### What the task requires
In the data below, find every line with the string "this" and pull it out.

-------- Available records

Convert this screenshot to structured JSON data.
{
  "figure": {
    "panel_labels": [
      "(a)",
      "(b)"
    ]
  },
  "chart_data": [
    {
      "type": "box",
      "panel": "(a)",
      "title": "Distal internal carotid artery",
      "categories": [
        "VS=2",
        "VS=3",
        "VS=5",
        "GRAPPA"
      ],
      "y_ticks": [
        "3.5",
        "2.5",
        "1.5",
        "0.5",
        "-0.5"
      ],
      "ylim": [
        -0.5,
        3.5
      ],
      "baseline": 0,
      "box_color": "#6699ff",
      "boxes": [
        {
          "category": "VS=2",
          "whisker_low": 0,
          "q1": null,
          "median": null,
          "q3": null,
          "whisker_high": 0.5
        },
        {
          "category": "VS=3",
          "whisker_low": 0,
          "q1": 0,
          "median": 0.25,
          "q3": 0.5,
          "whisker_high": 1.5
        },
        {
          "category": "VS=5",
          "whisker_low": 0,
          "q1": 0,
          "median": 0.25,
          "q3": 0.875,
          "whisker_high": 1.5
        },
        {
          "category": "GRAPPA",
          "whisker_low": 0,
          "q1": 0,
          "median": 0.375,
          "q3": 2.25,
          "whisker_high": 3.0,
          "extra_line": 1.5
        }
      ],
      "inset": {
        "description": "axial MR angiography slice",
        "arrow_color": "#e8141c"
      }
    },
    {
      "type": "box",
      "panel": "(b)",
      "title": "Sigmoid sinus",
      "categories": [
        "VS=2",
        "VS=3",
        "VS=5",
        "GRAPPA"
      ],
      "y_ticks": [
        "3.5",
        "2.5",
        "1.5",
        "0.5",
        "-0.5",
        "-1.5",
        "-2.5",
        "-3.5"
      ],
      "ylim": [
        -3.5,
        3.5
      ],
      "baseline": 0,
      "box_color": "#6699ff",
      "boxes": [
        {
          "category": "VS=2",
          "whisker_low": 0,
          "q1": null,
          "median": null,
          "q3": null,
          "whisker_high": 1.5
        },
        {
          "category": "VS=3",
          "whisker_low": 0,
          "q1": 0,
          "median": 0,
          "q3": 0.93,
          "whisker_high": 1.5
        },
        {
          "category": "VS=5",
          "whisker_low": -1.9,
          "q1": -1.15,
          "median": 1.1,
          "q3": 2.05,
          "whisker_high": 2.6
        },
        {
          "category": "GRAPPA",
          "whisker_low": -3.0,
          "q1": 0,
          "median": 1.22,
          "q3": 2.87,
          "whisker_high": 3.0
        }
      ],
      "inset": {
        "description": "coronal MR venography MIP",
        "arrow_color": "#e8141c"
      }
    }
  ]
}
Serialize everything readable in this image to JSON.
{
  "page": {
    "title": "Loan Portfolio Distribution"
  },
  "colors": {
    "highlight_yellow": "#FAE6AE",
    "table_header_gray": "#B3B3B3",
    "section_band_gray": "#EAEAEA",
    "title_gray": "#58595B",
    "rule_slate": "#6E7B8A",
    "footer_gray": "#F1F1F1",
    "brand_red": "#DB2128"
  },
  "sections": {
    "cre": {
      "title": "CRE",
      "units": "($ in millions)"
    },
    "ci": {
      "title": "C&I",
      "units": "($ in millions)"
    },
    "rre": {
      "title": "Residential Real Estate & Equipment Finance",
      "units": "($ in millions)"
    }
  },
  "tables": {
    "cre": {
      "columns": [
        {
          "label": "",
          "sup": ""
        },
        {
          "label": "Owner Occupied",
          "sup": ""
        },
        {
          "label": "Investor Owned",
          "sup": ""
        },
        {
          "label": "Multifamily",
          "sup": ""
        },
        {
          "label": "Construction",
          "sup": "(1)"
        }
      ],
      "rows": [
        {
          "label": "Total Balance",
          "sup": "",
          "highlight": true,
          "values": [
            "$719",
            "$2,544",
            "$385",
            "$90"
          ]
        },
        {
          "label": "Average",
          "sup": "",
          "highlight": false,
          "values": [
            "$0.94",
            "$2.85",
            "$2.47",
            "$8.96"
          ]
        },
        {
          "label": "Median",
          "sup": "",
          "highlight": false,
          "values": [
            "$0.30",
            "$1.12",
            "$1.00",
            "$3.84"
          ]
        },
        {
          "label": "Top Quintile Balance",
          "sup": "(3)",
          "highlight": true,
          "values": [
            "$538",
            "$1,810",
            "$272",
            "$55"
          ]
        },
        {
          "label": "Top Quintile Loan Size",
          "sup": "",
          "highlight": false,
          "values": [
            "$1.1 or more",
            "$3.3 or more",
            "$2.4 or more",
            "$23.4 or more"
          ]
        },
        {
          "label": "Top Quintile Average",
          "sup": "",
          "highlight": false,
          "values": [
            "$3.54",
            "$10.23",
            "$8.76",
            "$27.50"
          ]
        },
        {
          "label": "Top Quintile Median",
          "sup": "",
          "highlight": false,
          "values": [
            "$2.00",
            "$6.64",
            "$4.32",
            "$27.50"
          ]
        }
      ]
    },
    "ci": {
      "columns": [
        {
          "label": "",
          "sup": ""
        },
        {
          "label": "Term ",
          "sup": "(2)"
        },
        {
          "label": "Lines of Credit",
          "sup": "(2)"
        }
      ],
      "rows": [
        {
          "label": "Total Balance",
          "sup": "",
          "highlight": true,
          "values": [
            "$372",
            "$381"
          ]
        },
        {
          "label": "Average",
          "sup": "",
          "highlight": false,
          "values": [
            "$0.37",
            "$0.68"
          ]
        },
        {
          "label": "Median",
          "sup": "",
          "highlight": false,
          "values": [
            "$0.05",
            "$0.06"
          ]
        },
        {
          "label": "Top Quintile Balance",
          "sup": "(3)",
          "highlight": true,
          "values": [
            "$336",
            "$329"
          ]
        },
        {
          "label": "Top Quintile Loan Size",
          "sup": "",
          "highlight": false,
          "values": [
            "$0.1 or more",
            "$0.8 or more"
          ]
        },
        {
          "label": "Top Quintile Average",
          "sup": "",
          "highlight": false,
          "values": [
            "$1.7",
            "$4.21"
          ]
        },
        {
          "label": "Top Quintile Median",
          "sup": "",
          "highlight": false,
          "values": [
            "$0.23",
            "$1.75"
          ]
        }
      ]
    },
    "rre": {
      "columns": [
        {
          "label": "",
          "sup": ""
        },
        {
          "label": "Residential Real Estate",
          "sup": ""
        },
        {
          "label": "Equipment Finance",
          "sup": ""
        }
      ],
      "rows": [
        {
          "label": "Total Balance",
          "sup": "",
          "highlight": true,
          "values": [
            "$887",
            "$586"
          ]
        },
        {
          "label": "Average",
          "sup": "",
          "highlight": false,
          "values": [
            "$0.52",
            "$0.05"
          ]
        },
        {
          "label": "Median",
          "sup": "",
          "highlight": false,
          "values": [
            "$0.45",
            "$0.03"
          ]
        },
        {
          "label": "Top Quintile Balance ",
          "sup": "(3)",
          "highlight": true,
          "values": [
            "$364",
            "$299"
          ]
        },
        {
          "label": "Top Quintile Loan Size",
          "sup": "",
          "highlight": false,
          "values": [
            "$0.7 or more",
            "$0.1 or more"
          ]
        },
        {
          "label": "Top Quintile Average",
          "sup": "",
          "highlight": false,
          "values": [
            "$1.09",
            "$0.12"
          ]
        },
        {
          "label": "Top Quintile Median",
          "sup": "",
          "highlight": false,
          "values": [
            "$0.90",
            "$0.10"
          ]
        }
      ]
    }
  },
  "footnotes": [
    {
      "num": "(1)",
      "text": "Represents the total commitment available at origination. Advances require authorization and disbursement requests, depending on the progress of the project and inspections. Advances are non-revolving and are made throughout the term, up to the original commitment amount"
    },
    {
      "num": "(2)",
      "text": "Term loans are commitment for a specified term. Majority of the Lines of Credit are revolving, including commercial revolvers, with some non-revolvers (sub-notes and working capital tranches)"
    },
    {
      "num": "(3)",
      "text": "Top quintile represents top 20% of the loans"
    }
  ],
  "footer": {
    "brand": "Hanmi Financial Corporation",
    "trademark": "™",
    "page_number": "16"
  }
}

----------------

### Answer to the problem
Convert this screenshot to structured JSON data.
Serialize everything readable in this image to JSON.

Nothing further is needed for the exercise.